* _TASK DETAILS_
Print all of the lines exactly. Any picture among them stays out.

Records from a collection:
::::::::

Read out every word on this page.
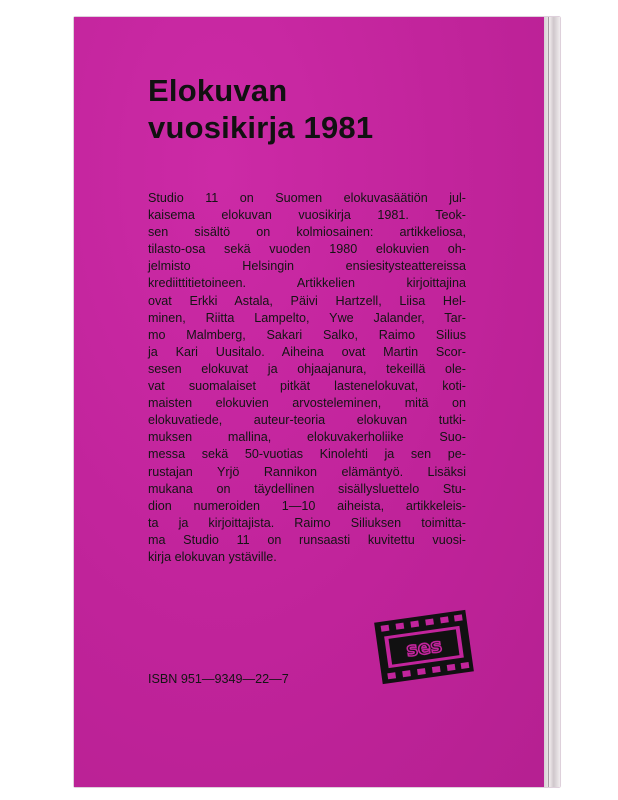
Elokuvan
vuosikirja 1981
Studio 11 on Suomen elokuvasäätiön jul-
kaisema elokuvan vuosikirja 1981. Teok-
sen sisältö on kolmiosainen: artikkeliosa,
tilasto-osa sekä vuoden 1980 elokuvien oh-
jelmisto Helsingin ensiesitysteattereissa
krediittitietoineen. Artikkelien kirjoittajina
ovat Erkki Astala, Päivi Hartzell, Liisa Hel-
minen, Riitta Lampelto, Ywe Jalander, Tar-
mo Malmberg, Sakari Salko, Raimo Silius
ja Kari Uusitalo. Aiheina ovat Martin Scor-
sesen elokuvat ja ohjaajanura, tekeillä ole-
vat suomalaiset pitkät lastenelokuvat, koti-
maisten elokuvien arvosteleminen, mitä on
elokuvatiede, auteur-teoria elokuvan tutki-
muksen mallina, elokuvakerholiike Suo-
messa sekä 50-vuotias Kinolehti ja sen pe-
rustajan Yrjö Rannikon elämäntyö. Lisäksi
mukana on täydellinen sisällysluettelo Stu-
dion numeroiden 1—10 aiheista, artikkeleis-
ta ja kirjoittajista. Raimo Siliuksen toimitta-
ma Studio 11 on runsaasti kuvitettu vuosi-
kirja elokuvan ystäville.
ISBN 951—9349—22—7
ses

::::::::

* _EXPECTED ANSWER_
Read out every word on this page.
Elokuvan
vuosikirja 1981
Studio 11 on Suomen elokuvasäätiön jul-
kaisema elokuvan vuosikirja 1981. Teok-
sen sisältö on kolmiosainen: artikkeliosa,
tilasto-osa sekä vuoden 1980 elokuvien oh-
jelmisto Helsingin ensiesitysteattereissa
krediittitietoineen. Artikkelien kirjoittajina
ovat Erkki Astala, Päivi Hartzell, Liisa Hel-
minen, Riitta Lampelto, Ywe Jalander, Tar-
mo Malmberg, Sakari Salko, Raimo Silius
ja Kari Uusitalo. Aiheina ovat Martin Scor-
sesen elokuvat ja ohjaajanura, tekeillä ole-
vat suomalaiset pitkät lastenelokuvat, koti-
maisten elokuvien arvosteleminen, mitä on
elokuvatiede, auteur-teoria elokuvan tutki-
muksen mallina, elokuvakerholiike Suo-
messa sekä 50-vuotias Kinolehti ja sen pe-
rustajan Yrjö Rannikon elämäntyö. Lisäksi
mukana on täydellinen sisällysluettelo Stu-
dion numeroiden 1—10 aiheista, artikkeleis-
ta ja kirjoittajista. Raimo Siliuksen toimitta-
ma Studio 11 on runsaasti kuvitettu vuosi-
kirja elokuvan ystäville.
ISBN 951—9349—22—7
ses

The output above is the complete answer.